--- Begin Records for processing ---

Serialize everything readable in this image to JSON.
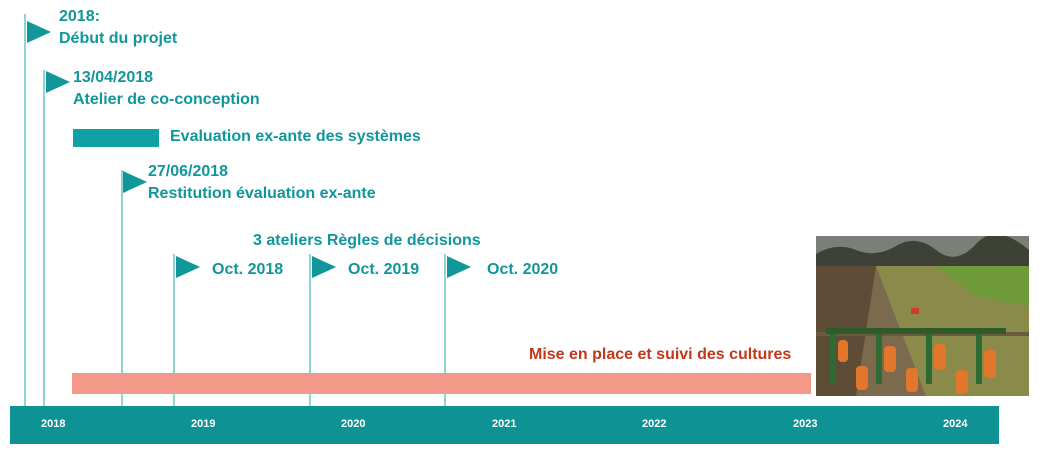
{
  "milestones": {
    "start": {
      "date": "2018:",
      "label": "Début du projet"
    },
    "workshop": {
      "date": "13/04/2018",
      "label": "Atelier de co-conception"
    },
    "evaluation": {
      "label": "Evaluation ex-ante des systèmes"
    },
    "restitution": {
      "date": "27/06/2018",
      "label": "Restitution évaluation ex-ante"
    },
    "decision_rules": {
      "title": "3 ateliers Règles de décisions",
      "sessions": [
        "Oct. 2018",
        "Oct. 2019",
        "Oct. 2020"
      ]
    },
    "crops": {
      "label": "Mise en place et suivi des cultures"
    }
  },
  "axis": {
    "years": [
      "2018",
      "2019",
      "2020",
      "2021",
      "2022",
      "2023",
      "2024"
    ]
  },
  "colors": {
    "teal": "#11969a",
    "axis": "#0e9294",
    "line": "#8fd3d4",
    "salmon": "#f3998a",
    "crops_text": "#c0391b"
  },
  "photo": {
    "icon": "field-cultivator-photo"
  }
}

--- End Records for processing ---

● **Job**
Leaving out the pictures, repeat the data above exactly.

● **Expected output**
Serialize everything readable in this image to JSON.
{
  "milestones": {
    "start": {
      "date": "2018:",
      "label": "Début du projet"
    },
    "workshop": {
      "date": "13/04/2018",
      "label": "Atelier de co-conception"
    },
    "evaluation": {
      "label": "Evaluation ex-ante des systèmes"
    },
    "restitution": {
      "date": "27/06/2018",
      "label": "Restitution évaluation ex-ante"
    },
    "decision_rules": {
      "title": "3 ateliers Règles de décisions",
      "sessions": [
        "Oct. 2018",
        "Oct. 2019",
        "Oct. 2020"
      ]
    },
    "crops": {
      "label": "Mise en place et suivi des cultures"
    }
  },
  "axis": {
    "years": [
      "2018",
      "2019",
      "2020",
      "2021",
      "2022",
      "2023",
      "2024"
    ]
  },
  "colors": {
    "teal": "#11969a",
    "axis": "#0e9294",
    "line": "#8fd3d4",
    "salmon": "#f3998a",
    "crops_text": "#c0391b"
  },
  "photo": {
    "icon": "field-cultivator-photo"
  }
}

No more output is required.